# [Data provided]
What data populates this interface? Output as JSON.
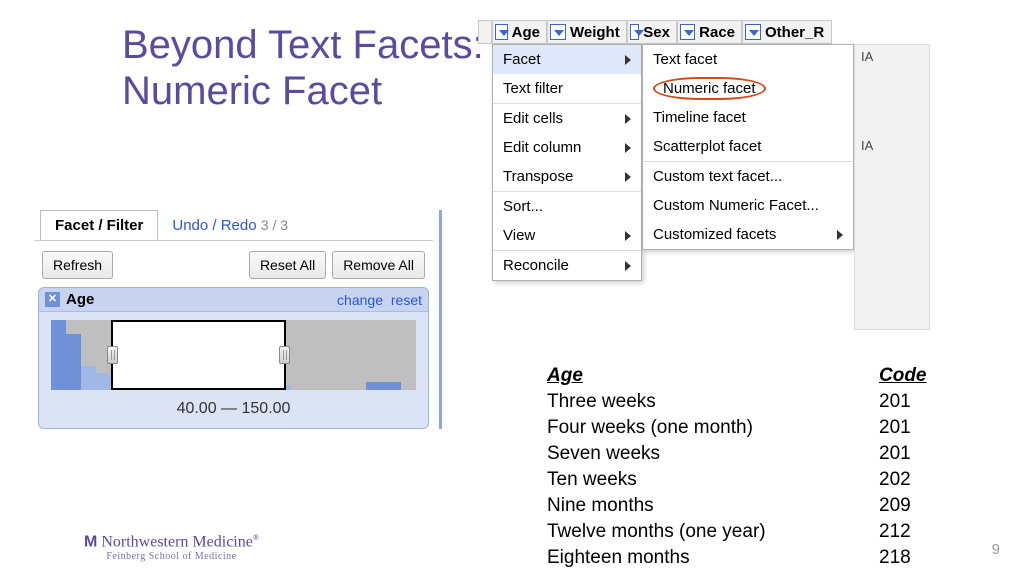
{
  "title_line1": "Beyond Text Facets:",
  "title_line2": "Numeric Facet",
  "panel": {
    "tab_active": "Facet / Filter",
    "tab_link": "Undo / Redo",
    "undo_count": "3 / 3",
    "refresh": "Refresh",
    "reset_all": "Reset All",
    "remove_all": "Remove All",
    "facet_name": "Age",
    "change": "change",
    "reset": "reset",
    "range": "40.00 — 150.00"
  },
  "columns": [
    "Age",
    "Weight",
    "Sex",
    "Race",
    "Other_R"
  ],
  "menu": [
    {
      "label": "Facet",
      "arrow": true,
      "active": true
    },
    {
      "label": "Text filter",
      "arrow": false
    },
    {
      "label": "Edit cells",
      "arrow": true,
      "sep": true
    },
    {
      "label": "Edit column",
      "arrow": true
    },
    {
      "label": "Transpose",
      "arrow": true
    },
    {
      "label": "Sort...",
      "arrow": false,
      "sep": true
    },
    {
      "label": "View",
      "arrow": true
    },
    {
      "label": "Reconcile",
      "arrow": true,
      "sep": true
    }
  ],
  "submenu": [
    {
      "label": "Text facet"
    },
    {
      "label": "Numeric facet",
      "circled": true
    },
    {
      "label": "Timeline facet"
    },
    {
      "label": "Scatterplot facet"
    },
    {
      "label": "Custom text facet...",
      "sep": true
    },
    {
      "label": "Custom Numeric Facet..."
    },
    {
      "label": "Customized facets",
      "arrow": true
    }
  ],
  "codetable": {
    "headers": [
      "Age",
      "Code"
    ],
    "rows": [
      [
        "Three weeks",
        "201"
      ],
      [
        "Four weeks (one month)",
        "201"
      ],
      [
        "Seven weeks",
        "201"
      ],
      [
        "Ten weeks",
        "202"
      ],
      [
        "Nine months",
        "209"
      ],
      [
        "Twelve months (one year)",
        "212"
      ],
      [
        "Eighteen months",
        "218"
      ]
    ]
  },
  "footer": {
    "logo_text": "Northwestern Medicine",
    "sub": "Feinberg School of Medicine",
    "page": "9"
  }
}
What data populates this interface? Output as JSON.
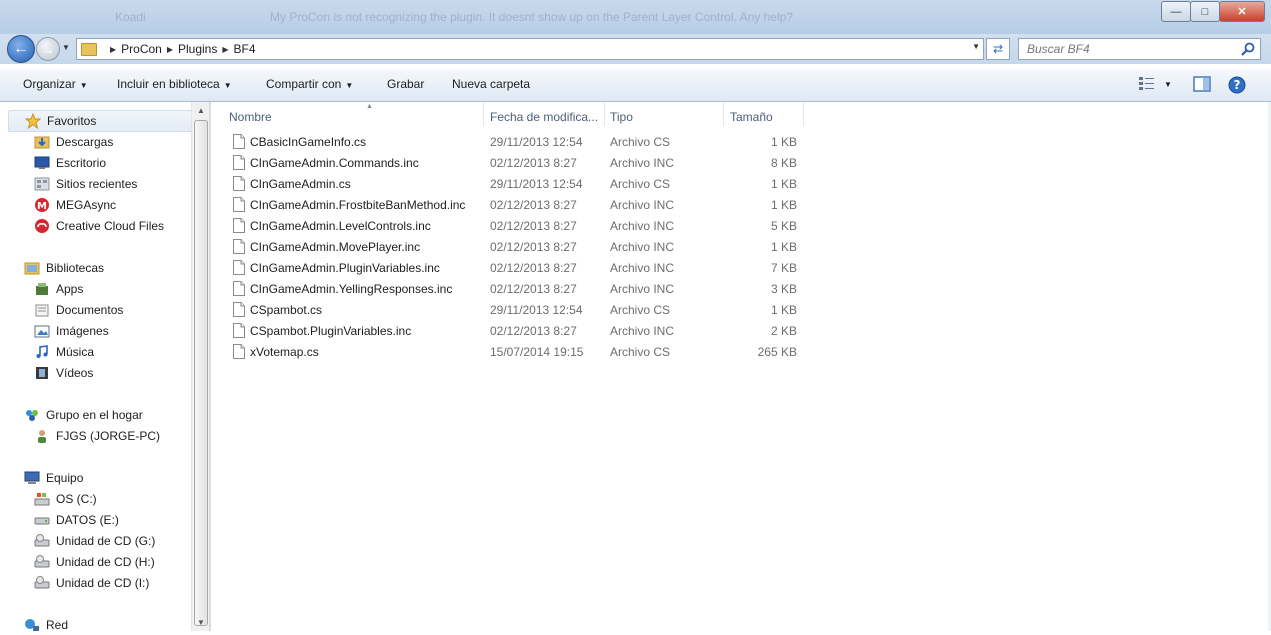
{
  "window": {
    "ghost_title": "My ProCon is not recognizing the plugin. It doesnt show up on the Parent Layer Control. Any help?",
    "ghost_left": "Koadi",
    "buttons": [
      "minimize",
      "maximize",
      "close"
    ]
  },
  "address_bar": {
    "breadcrumbs": [
      "ProCon",
      "Plugins",
      "BF4"
    ],
    "search_placeholder": "Buscar BF4"
  },
  "toolbar": {
    "organize": "Organizar",
    "include_library": "Incluir en biblioteca",
    "share_with": "Compartir con",
    "burn": "Grabar",
    "new_folder": "Nueva carpeta"
  },
  "nav": {
    "favorites": {
      "label": "Favoritos",
      "items": [
        "Descargas",
        "Escritorio",
        "Sitios recientes",
        "MEGAsync",
        "Creative Cloud Files"
      ]
    },
    "libraries": {
      "label": "Bibliotecas",
      "items": [
        "Apps",
        "Documentos",
        "Imágenes",
        "Música",
        "Vídeos"
      ]
    },
    "homegroup": {
      "label": "Grupo en el hogar",
      "items": [
        "FJGS (JORGE-PC)"
      ]
    },
    "computer": {
      "label": "Equipo",
      "items": [
        "OS (C:)",
        "DATOS (E:)",
        "Unidad de CD (G:)",
        "Unidad de CD (H:)",
        "Unidad de CD (I:)"
      ]
    },
    "network": {
      "label": "Red"
    }
  },
  "columns": {
    "name": "Nombre",
    "date": "Fecha de modifica...",
    "type": "Tipo",
    "size": "Tamaño"
  },
  "files": [
    {
      "name": "CBasicInGameInfo.cs",
      "date": "29/11/2013 12:54",
      "type": "Archivo CS",
      "size": "1 KB"
    },
    {
      "name": "CInGameAdmin.Commands.inc",
      "date": "02/12/2013 8:27",
      "type": "Archivo INC",
      "size": "8 KB"
    },
    {
      "name": "CInGameAdmin.cs",
      "date": "29/11/2013 12:54",
      "type": "Archivo CS",
      "size": "1 KB"
    },
    {
      "name": "CInGameAdmin.FrostbiteBanMethod.inc",
      "date": "02/12/2013 8:27",
      "type": "Archivo INC",
      "size": "1 KB"
    },
    {
      "name": "CInGameAdmin.LevelControls.inc",
      "date": "02/12/2013 8:27",
      "type": "Archivo INC",
      "size": "5 KB"
    },
    {
      "name": "CInGameAdmin.MovePlayer.inc",
      "date": "02/12/2013 8:27",
      "type": "Archivo INC",
      "size": "1 KB"
    },
    {
      "name": "CInGameAdmin.PluginVariables.inc",
      "date": "02/12/2013 8:27",
      "type": "Archivo INC",
      "size": "7 KB"
    },
    {
      "name": "CInGameAdmin.YellingResponses.inc",
      "date": "02/12/2013 8:27",
      "type": "Archivo INC",
      "size": "3 KB"
    },
    {
      "name": "CSpambot.cs",
      "date": "29/11/2013 12:54",
      "type": "Archivo CS",
      "size": "1 KB"
    },
    {
      "name": "CSpambot.PluginVariables.inc",
      "date": "02/12/2013 8:27",
      "type": "Archivo INC",
      "size": "2 KB"
    },
    {
      "name": "xVotemap.cs",
      "date": "15/07/2014 19:15",
      "type": "Archivo CS",
      "size": "265 KB"
    }
  ]
}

# [Action item]
All the material above must be copied exactly, and no picture belongs in the copy.

# [Result]
What data populates this interface? Output as JSON.
{
  "title_line1": "Beyond Text Facets:",
  "title_line2": "Numeric Facet",
  "panel": {
    "tab_active": "Facet / Filter",
    "tab_link": "Undo / Redo",
    "undo_count": "3 / 3",
    "refresh": "Refresh",
    "reset_all": "Reset All",
    "remove_all": "Remove All",
    "facet_name": "Age",
    "change": "change",
    "reset": "reset",
    "range": "40.00 — 150.00"
  },
  "columns": [
    "Age",
    "Weight",
    "Sex",
    "Race",
    "Other_R"
  ],
  "menu": [
    {
      "label": "Facet",
      "arrow": true,
      "active": true
    },
    {
      "label": "Text filter",
      "arrow": false
    },
    {
      "label": "Edit cells",
      "arrow": true,
      "sep": true
    },
    {
      "label": "Edit column",
      "arrow": true
    },
    {
      "label": "Transpose",
      "arrow": true
    },
    {
      "label": "Sort...",
      "arrow": false,
      "sep": true
    },
    {
      "label": "View",
      "arrow": true
    },
    {
      "label": "Reconcile",
      "arrow": true,
      "sep": true
    }
  ],
  "submenu": [
    {
      "label": "Text facet"
    },
    {
      "label": "Numeric facet",
      "circled": true
    },
    {
      "label": "Timeline facet"
    },
    {
      "label": "Scatterplot facet"
    },
    {
      "label": "Custom text facet...",
      "sep": true
    },
    {
      "label": "Custom Numeric Facet..."
    },
    {
      "label": "Customized facets",
      "arrow": true
    }
  ],
  "codetable": {
    "headers": [
      "Age",
      "Code"
    ],
    "rows": [
      [
        "Three weeks",
        "201"
      ],
      [
        "Four weeks (one month)",
        "201"
      ],
      [
        "Seven weeks",
        "201"
      ],
      [
        "Ten weeks",
        "202"
      ],
      [
        "Nine months",
        "209"
      ],
      [
        "Twelve months (one year)",
        "212"
      ],
      [
        "Eighteen months",
        "218"
      ]
    ]
  },
  "footer": {
    "logo_text": "Northwestern Medicine",
    "sub": "Feinberg School of Medicine",
    "page": "9"
  }
}
What data populates this interface? Output as JSON.
{
  "window": {
    "ghost_title": "My ProCon is not recognizing the plugin. It doesnt show up on the Parent Layer Control. Any help?",
    "ghost_left": "Koadi",
    "buttons": [
      "minimize",
      "maximize",
      "close"
    ]
  },
  "address_bar": {
    "breadcrumbs": [
      "ProCon",
      "Plugins",
      "BF4"
    ],
    "search_placeholder": "Buscar BF4"
  },
  "toolbar": {
    "organize": "Organizar",
    "include_library": "Incluir en biblioteca",
    "share_with": "Compartir con",
    "burn": "Grabar",
    "new_folder": "Nueva carpeta"
  },
  "nav": {
    "favorites": {
      "label": "Favoritos",
      "items": [
        "Descargas",
        "Escritorio",
        "Sitios recientes",
        "MEGAsync",
        "Creative Cloud Files"
      ]
    },
    "libraries": {
      "label": "Bibliotecas",
      "items": [
        "Apps",
        "Documentos",
        "Imágenes",
        "Música",
        "Vídeos"
      ]
    },
    "homegroup": {
      "label": "Grupo en el hogar",
      "items": [
        "FJGS (JORGE-PC)"
      ]
    },
    "computer": {
      "label": "Equipo",
      "items": [
        "OS (C:)",
        "DATOS (E:)",
        "Unidad de CD (G:)",
        "Unidad de CD (H:)",
        "Unidad de CD (I:)"
      ]
    },
    "network": {
      "label": "Red"
    }
  },
  "columns": {
    "name": "Nombre",
    "date": "Fecha de modifica...",
    "type": "Tipo",
    "size": "Tamaño"
  },
  "files": [
    {
      "name": "CBasicInGameInfo.cs",
      "date": "29/11/2013 12:54",
      "type": "Archivo CS",
      "size": "1 KB"
    },
    {
      "name": "CInGameAdmin.Commands.inc",
      "date": "02/12/2013 8:27",
      "type": "Archivo INC",
      "size": "8 KB"
    },
    {
      "name": "CInGameAdmin.cs",
      "date": "29/11/2013 12:54",
      "type": "Archivo CS",
      "size": "1 KB"
    },
    {
      "name": "CInGameAdmin.FrostbiteBanMethod.inc",
      "date": "02/12/2013 8:27",
      "type": "Archivo INC",
      "size": "1 KB"
    },
    {
      "name": "CInGameAdmin.LevelControls.inc",
      "date": "02/12/2013 8:27",
      "type": "Archivo INC",
      "size": "5 KB"
    },
    {
      "name": "CInGameAdmin.MovePlayer.inc",
      "date": "02/12/2013 8:27",
      "type": "Archivo INC",
      "size": "1 KB"
    },
    {
      "name": "CInGameAdmin.PluginVariables.inc",
      "date": "02/12/2013 8:27",
      "type": "Archivo INC",
      "size": "7 KB"
    },
    {
      "name": "CInGameAdmin.YellingResponses.inc",
      "date": "02/12/2013 8:27",
      "type": "Archivo INC",
      "size": "3 KB"
    },
    {
      "name": "CSpambot.cs",
      "date": "29/11/2013 12:54",
      "type": "Archivo CS",
      "size": "1 KB"
    },
    {
      "name": "CSpambot.PluginVariables.inc",
      "date": "02/12/2013 8:27",
      "type": "Archivo INC",
      "size": "2 KB"
    },
    {
      "name": "xVotemap.cs",
      "date": "15/07/2014 19:15",
      "type": "Archivo CS",
      "size": "265 KB"
    }
  ]
}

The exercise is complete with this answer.